Do this:
For the records that follow, return only the count of lines containing the string "Price".
[start]
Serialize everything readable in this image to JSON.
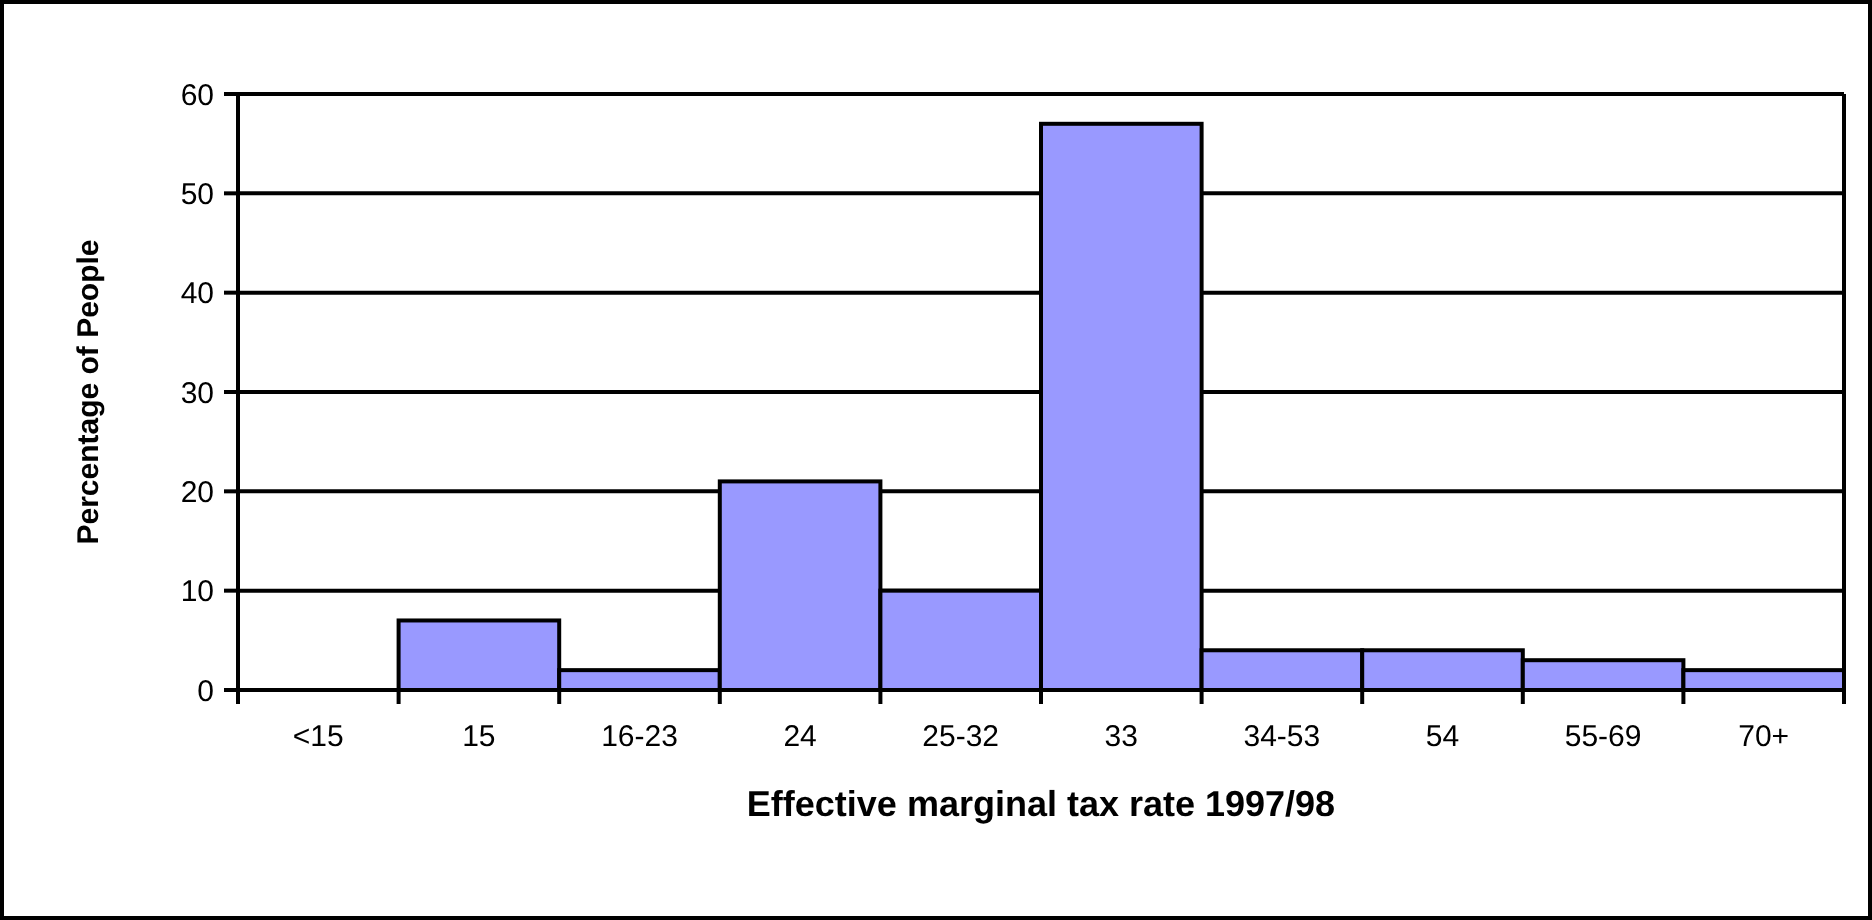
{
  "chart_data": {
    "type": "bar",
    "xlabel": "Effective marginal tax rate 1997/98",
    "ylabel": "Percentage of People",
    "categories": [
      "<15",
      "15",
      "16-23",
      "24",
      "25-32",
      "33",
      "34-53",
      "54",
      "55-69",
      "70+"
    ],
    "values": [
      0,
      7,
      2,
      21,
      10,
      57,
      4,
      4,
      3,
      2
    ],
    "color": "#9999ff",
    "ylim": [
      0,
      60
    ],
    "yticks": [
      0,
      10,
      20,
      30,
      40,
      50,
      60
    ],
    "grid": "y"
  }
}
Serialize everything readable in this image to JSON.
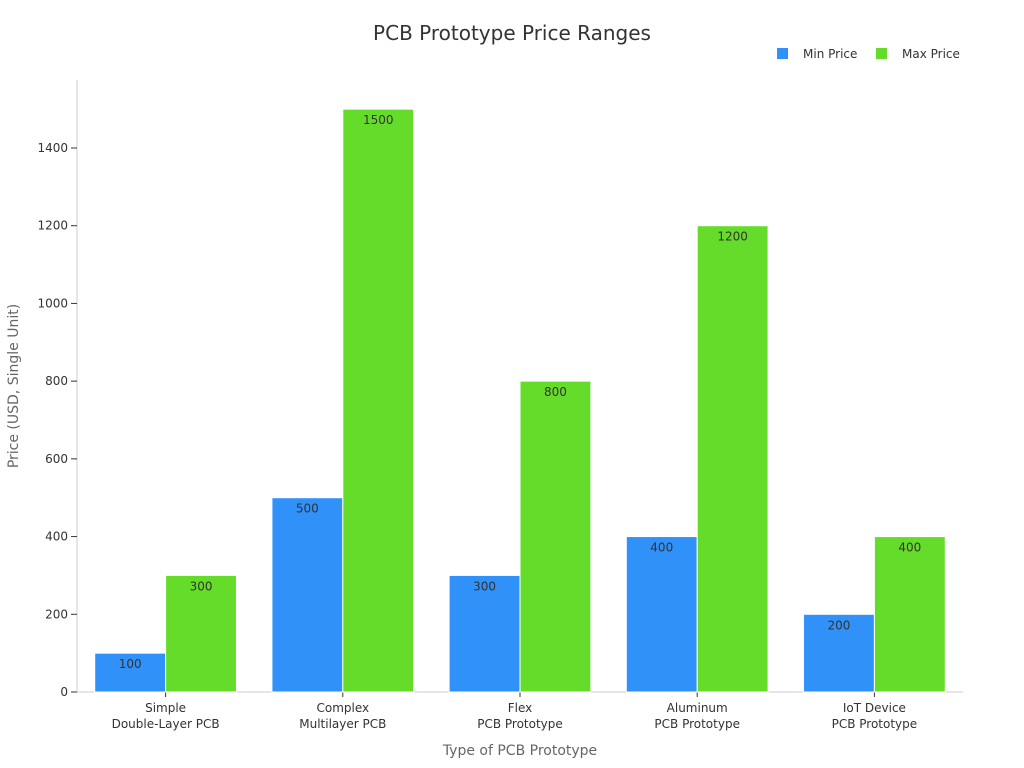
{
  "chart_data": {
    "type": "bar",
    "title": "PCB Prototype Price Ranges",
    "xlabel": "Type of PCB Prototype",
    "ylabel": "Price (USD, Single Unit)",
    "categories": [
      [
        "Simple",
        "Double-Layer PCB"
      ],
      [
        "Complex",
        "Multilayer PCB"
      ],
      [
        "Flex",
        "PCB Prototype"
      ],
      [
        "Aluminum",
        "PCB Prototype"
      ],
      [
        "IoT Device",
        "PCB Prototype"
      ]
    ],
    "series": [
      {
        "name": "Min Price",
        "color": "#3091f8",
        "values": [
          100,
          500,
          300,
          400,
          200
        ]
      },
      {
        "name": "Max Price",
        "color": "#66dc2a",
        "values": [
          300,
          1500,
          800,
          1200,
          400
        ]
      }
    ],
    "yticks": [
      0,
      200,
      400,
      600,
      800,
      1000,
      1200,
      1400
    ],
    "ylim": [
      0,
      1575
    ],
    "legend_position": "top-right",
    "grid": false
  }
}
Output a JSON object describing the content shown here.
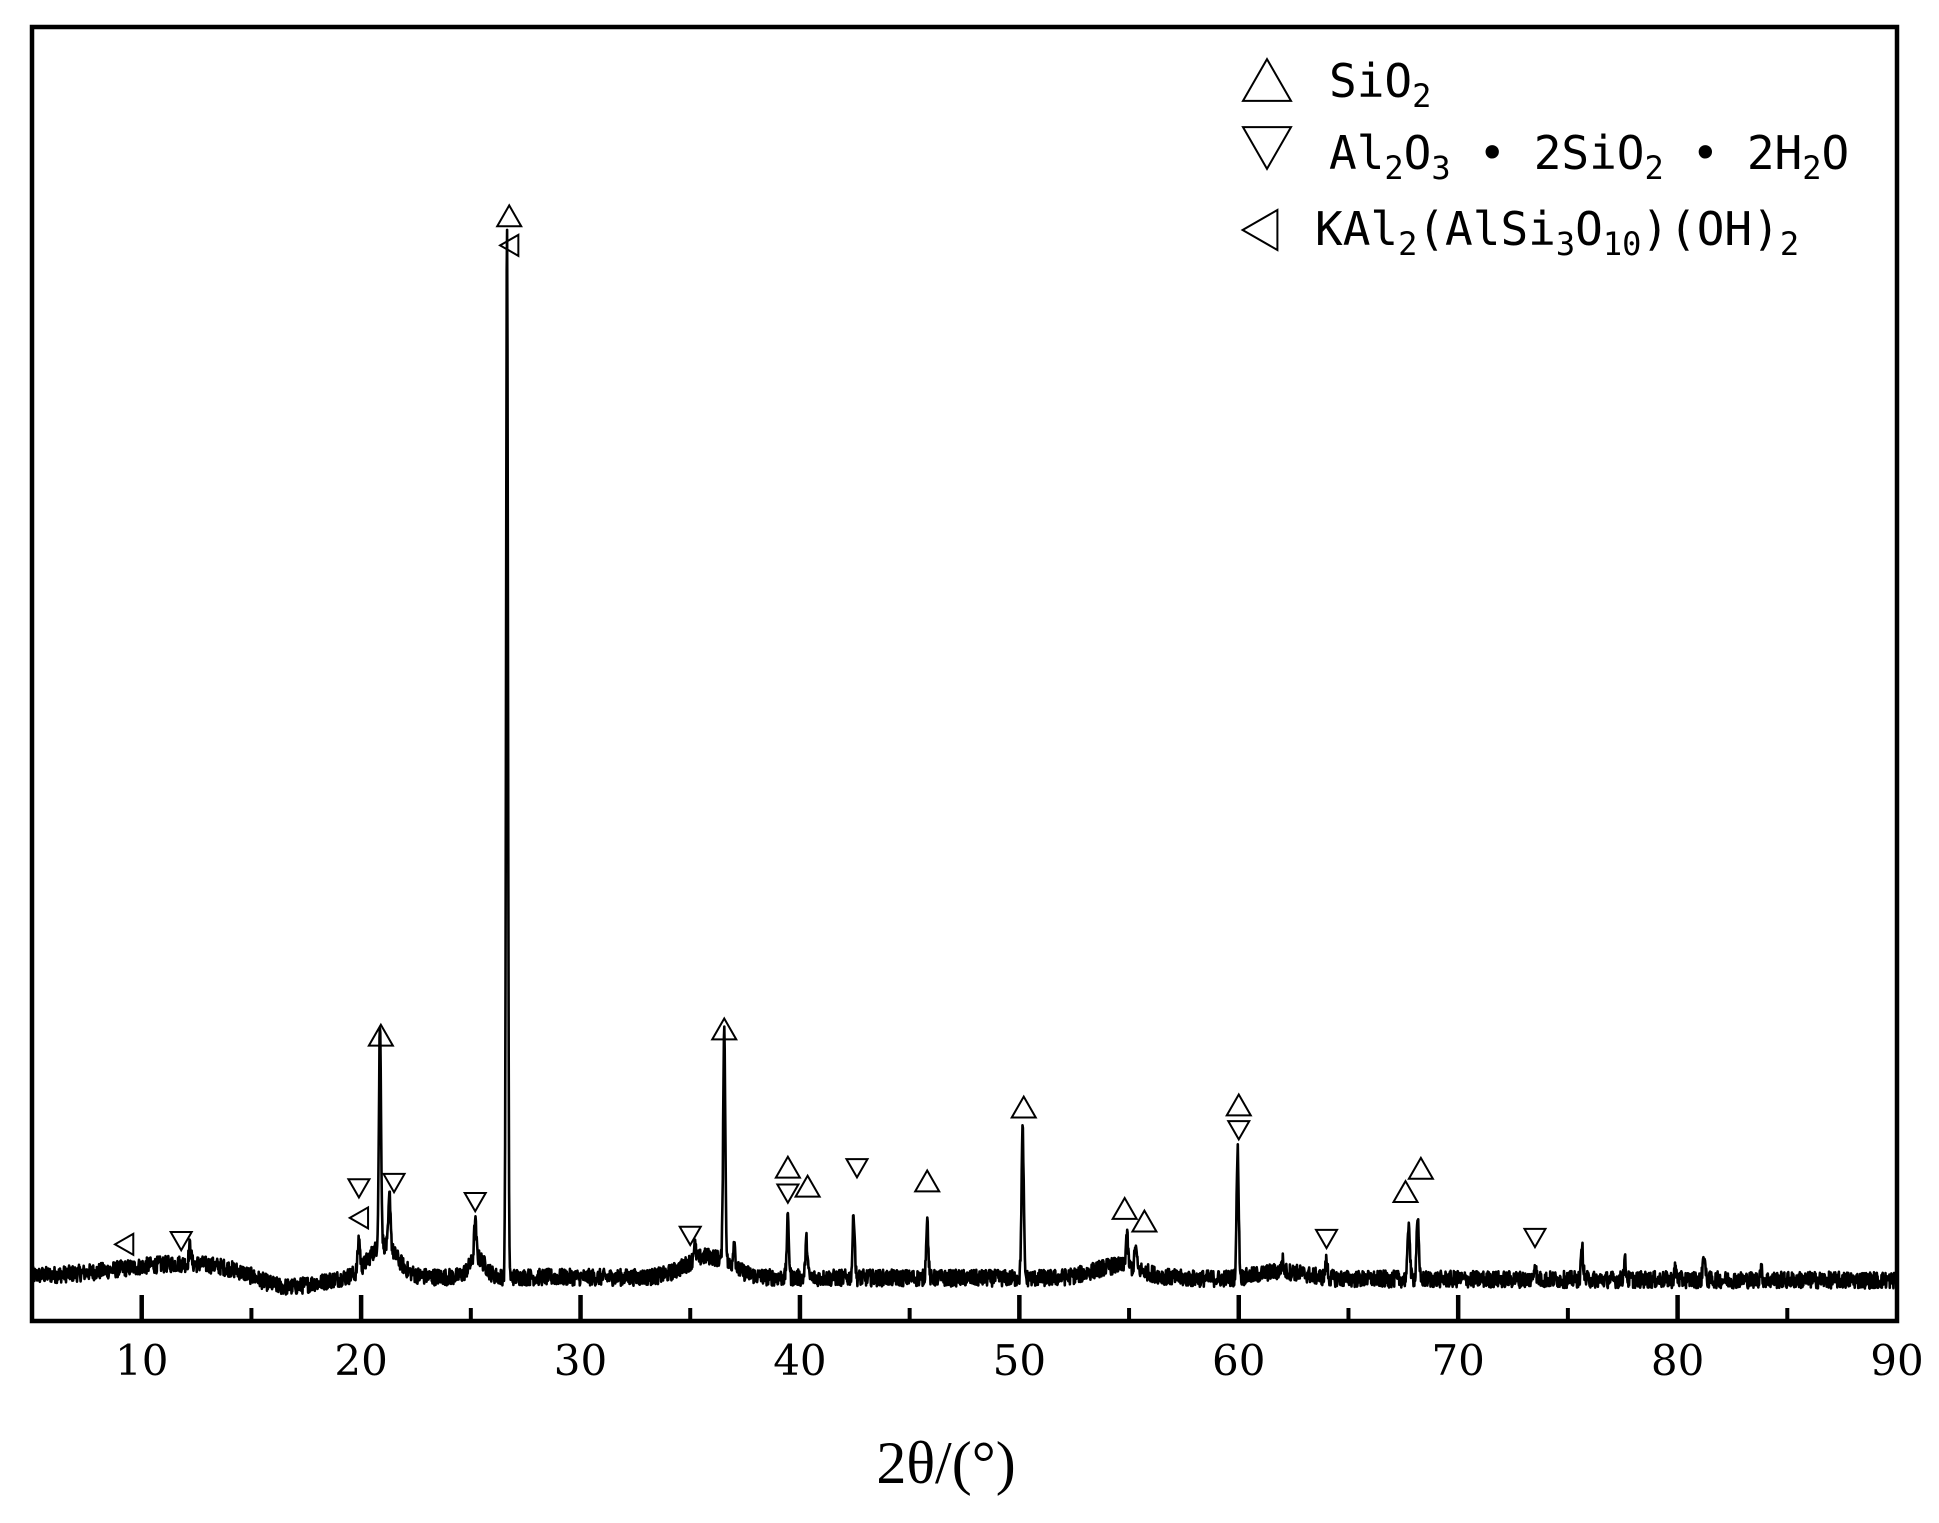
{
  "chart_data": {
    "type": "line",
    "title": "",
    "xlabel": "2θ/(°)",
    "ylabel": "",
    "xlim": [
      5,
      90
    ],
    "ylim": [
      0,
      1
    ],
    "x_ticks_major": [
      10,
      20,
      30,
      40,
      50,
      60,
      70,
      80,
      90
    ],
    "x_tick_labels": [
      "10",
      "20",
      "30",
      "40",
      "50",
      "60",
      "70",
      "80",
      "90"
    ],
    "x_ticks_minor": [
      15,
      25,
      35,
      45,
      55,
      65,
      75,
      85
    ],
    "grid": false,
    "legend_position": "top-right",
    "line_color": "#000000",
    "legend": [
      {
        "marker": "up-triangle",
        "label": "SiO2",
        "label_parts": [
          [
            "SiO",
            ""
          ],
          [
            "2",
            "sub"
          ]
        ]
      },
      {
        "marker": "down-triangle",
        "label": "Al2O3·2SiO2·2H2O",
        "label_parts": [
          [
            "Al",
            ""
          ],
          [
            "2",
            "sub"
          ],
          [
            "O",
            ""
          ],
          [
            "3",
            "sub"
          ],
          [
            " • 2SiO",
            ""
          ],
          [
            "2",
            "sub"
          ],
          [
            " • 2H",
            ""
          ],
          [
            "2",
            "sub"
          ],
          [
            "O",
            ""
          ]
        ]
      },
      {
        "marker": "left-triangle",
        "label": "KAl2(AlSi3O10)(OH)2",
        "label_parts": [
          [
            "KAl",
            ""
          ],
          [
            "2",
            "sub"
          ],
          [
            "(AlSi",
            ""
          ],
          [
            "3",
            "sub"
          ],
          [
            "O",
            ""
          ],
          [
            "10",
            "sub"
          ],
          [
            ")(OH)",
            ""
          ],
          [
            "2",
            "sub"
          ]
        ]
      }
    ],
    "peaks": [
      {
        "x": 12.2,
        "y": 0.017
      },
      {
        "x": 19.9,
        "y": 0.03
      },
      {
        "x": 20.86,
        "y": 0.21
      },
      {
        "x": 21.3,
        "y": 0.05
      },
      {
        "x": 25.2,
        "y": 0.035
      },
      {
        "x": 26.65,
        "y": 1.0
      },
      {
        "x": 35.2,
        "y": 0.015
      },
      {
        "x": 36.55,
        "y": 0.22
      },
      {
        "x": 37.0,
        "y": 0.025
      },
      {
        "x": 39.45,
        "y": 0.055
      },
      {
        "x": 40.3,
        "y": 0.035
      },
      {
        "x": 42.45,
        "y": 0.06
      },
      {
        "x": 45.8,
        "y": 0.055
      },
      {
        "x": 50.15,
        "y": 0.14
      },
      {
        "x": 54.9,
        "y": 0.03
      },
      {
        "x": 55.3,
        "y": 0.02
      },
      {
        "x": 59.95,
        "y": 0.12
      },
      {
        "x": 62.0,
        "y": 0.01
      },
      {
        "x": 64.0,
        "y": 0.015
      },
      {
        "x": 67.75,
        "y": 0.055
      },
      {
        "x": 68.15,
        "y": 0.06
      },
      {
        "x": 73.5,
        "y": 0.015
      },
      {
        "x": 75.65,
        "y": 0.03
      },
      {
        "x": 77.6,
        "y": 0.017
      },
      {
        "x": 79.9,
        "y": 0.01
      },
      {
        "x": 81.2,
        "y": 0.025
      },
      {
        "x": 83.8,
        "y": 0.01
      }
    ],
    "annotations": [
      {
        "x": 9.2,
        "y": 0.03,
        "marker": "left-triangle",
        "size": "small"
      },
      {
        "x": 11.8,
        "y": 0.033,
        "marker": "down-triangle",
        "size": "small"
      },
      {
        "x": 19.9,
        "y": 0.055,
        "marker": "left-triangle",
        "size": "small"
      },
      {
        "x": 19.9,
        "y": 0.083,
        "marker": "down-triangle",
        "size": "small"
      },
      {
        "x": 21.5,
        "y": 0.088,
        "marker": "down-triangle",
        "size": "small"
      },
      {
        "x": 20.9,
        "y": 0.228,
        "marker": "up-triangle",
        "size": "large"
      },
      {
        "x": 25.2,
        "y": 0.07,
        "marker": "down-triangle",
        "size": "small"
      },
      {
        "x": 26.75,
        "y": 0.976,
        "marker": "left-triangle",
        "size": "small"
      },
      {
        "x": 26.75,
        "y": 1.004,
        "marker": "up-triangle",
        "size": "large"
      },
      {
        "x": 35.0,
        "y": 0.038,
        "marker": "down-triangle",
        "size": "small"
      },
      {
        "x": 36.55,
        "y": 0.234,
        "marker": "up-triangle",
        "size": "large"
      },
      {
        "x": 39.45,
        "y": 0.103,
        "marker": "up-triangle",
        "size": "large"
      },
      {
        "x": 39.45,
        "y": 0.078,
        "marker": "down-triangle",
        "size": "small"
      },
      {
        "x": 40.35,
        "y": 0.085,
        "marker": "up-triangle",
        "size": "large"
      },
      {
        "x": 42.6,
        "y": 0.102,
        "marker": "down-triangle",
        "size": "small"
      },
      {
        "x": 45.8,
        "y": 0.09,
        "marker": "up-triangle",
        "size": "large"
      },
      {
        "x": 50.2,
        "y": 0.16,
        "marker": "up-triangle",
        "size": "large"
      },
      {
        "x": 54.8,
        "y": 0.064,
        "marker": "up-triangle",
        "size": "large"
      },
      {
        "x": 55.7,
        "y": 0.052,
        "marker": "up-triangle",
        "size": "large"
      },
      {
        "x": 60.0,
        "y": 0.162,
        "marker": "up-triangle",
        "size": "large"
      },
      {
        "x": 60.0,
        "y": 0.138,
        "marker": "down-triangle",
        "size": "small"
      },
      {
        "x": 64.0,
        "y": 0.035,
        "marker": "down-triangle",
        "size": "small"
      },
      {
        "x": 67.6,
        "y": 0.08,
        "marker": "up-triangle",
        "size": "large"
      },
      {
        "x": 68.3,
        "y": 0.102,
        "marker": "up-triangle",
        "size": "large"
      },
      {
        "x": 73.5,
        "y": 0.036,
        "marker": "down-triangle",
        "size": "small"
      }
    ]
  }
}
[end]
Result below:
4